**Exercise goal**
Quote each line of the material verbatim, without the pictures.

Figure record listings:
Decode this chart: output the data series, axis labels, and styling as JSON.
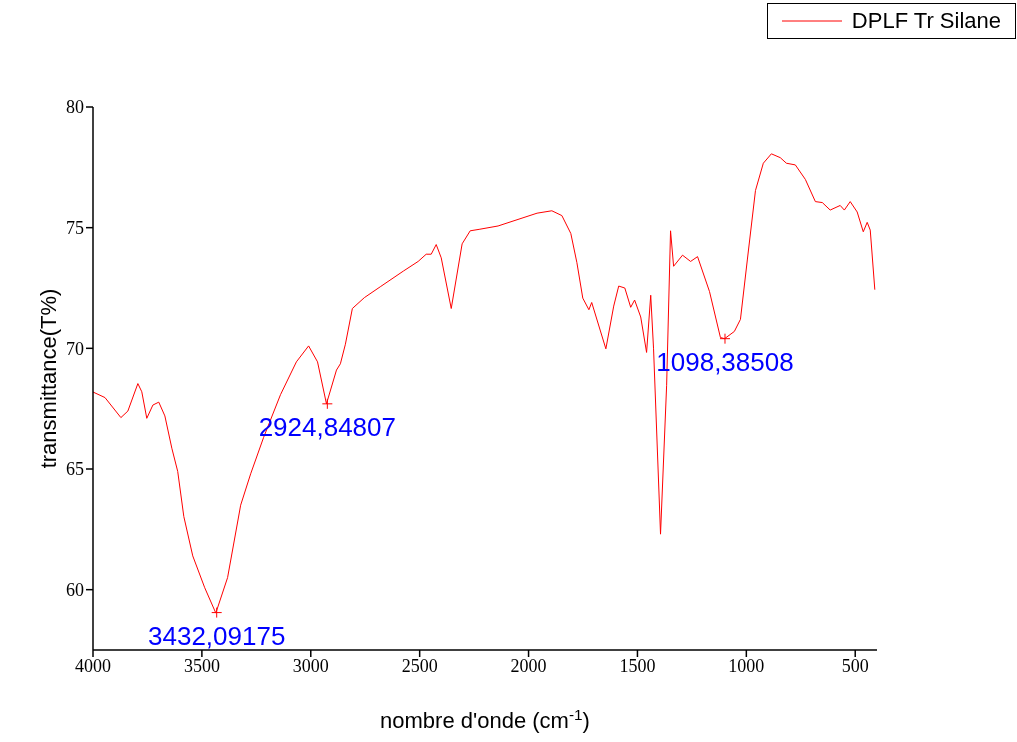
{
  "chart_data": {
    "type": "line",
    "xlabel": "nombre d'onde (cm$^{-1}$)",
    "ylabel": "transmittance(T%)",
    "xlim": [
      4000,
      400
    ],
    "xticks": [
      4000,
      3500,
      3000,
      2500,
      2000,
      1500,
      1000,
      500
    ],
    "ylim": [
      57.5,
      80
    ],
    "yticks": [
      60,
      65,
      70,
      75,
      80
    ],
    "grid": false,
    "legend": "top right",
    "marker": "none",
    "line_style": "solid",
    "x": [
      4000,
      3945,
      3872,
      3840,
      3794,
      3776,
      3753,
      3725,
      3698,
      3670,
      3638,
      3611,
      3583,
      3542,
      3487,
      3436,
      3382,
      3322,
      3276,
      3217,
      3139,
      3066,
      3010,
      2969,
      2928,
      2882,
      2864,
      2841,
      2809,
      2754,
      2681,
      2575,
      2507,
      2470,
      2447,
      2424,
      2401,
      2355,
      2305,
      2268,
      2227,
      2140,
      1961,
      1893,
      1847,
      1806,
      1778,
      1751,
      1723,
      1710,
      1645,
      1609,
      1586,
      1558,
      1531,
      1513,
      1485,
      1458,
      1439,
      1426,
      1394,
      1366,
      1348,
      1334,
      1293,
      1256,
      1224,
      1169,
      1119,
      1100,
      1055,
      1027,
      995,
      958,
      922,
      885,
      844,
      816,
      775,
      729,
      683,
      651,
      615,
      569,
      550,
      523,
      491,
      463,
      445,
      431,
      410
    ],
    "series": [
      {
        "name": "DPLF Tr Silane",
        "color": "#ff0000",
        "values": [
          68.19,
          67.96,
          67.13,
          67.4,
          68.54,
          68.2,
          67.1,
          67.65,
          67.77,
          67.2,
          65.86,
          64.9,
          63.03,
          61.4,
          60.08,
          59.03,
          60.5,
          63.5,
          64.8,
          66.3,
          68.08,
          69.44,
          70.1,
          69.44,
          67.7,
          69.1,
          69.36,
          70.17,
          71.65,
          72.1,
          72.55,
          73.2,
          73.6,
          73.9,
          73.9,
          74.3,
          73.75,
          71.65,
          74.33,
          74.87,
          74.93,
          75.07,
          75.6,
          75.7,
          75.5,
          74.76,
          73.55,
          72.08,
          71.6,
          71.9,
          69.98,
          71.75,
          72.58,
          72.5,
          71.7,
          72.0,
          71.3,
          69.83,
          72.2,
          69.98,
          62.3,
          68.47,
          74.87,
          73.4,
          73.86,
          73.6,
          73.8,
          72.35,
          70.45,
          70.4,
          70.7,
          71.2,
          73.7,
          76.54,
          77.67,
          78.06,
          77.9,
          77.67,
          77.6,
          77.0,
          76.08,
          76.04,
          75.73,
          75.92,
          75.73,
          76.08,
          75.65,
          74.83,
          75.22,
          74.9,
          72.43
        ]
      }
    ],
    "annotations": [
      {
        "text": "3432,09175",
        "x": 3432,
        "y": 59.05
      },
      {
        "text": "2924,84807",
        "x": 2924,
        "y": 67.7
      },
      {
        "text": "1098,38508",
        "x": 1098,
        "y": 70.4
      }
    ]
  }
}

**Exercise answer**
Decode this chart: output the data series, axis labels, and styling as JSON.
{
  "chart_data": {
    "type": "line",
    "xlabel": "nombre d'onde (cm$^{-1}$)",
    "ylabel": "transmittance(T%)",
    "xlim": [
      4000,
      400
    ],
    "xticks": [
      4000,
      3500,
      3000,
      2500,
      2000,
      1500,
      1000,
      500
    ],
    "ylim": [
      57.5,
      80
    ],
    "yticks": [
      60,
      65,
      70,
      75,
      80
    ],
    "grid": false,
    "legend": "top right",
    "marker": "none",
    "line_style": "solid",
    "x": [
      4000,
      3945,
      3872,
      3840,
      3794,
      3776,
      3753,
      3725,
      3698,
      3670,
      3638,
      3611,
      3583,
      3542,
      3487,
      3436,
      3382,
      3322,
      3276,
      3217,
      3139,
      3066,
      3010,
      2969,
      2928,
      2882,
      2864,
      2841,
      2809,
      2754,
      2681,
      2575,
      2507,
      2470,
      2447,
      2424,
      2401,
      2355,
      2305,
      2268,
      2227,
      2140,
      1961,
      1893,
      1847,
      1806,
      1778,
      1751,
      1723,
      1710,
      1645,
      1609,
      1586,
      1558,
      1531,
      1513,
      1485,
      1458,
      1439,
      1426,
      1394,
      1366,
      1348,
      1334,
      1293,
      1256,
      1224,
      1169,
      1119,
      1100,
      1055,
      1027,
      995,
      958,
      922,
      885,
      844,
      816,
      775,
      729,
      683,
      651,
      615,
      569,
      550,
      523,
      491,
      463,
      445,
      431,
      410
    ],
    "series": [
      {
        "name": "DPLF Tr Silane",
        "color": "#ff0000",
        "values": [
          68.19,
          67.96,
          67.13,
          67.4,
          68.54,
          68.2,
          67.1,
          67.65,
          67.77,
          67.2,
          65.86,
          64.9,
          63.03,
          61.4,
          60.08,
          59.03,
          60.5,
          63.5,
          64.8,
          66.3,
          68.08,
          69.44,
          70.1,
          69.44,
          67.7,
          69.1,
          69.36,
          70.17,
          71.65,
          72.1,
          72.55,
          73.2,
          73.6,
          73.9,
          73.9,
          74.3,
          73.75,
          71.65,
          74.33,
          74.87,
          74.93,
          75.07,
          75.6,
          75.7,
          75.5,
          74.76,
          73.55,
          72.08,
          71.6,
          71.9,
          69.98,
          71.75,
          72.58,
          72.5,
          71.7,
          72.0,
          71.3,
          69.83,
          72.2,
          69.98,
          62.3,
          68.47,
          74.87,
          73.4,
          73.86,
          73.6,
          73.8,
          72.35,
          70.45,
          70.4,
          70.7,
          71.2,
          73.7,
          76.54,
          77.67,
          78.06,
          77.9,
          77.67,
          77.6,
          77.0,
          76.08,
          76.04,
          75.73,
          75.92,
          75.73,
          76.08,
          75.65,
          74.83,
          75.22,
          74.9,
          72.43
        ]
      }
    ],
    "annotations": [
      {
        "text": "3432,09175",
        "x": 3432,
        "y": 59.05
      },
      {
        "text": "2924,84807",
        "x": 2924,
        "y": 67.7
      },
      {
        "text": "1098,38508",
        "x": 1098,
        "y": 70.4
      }
    ]
  }
}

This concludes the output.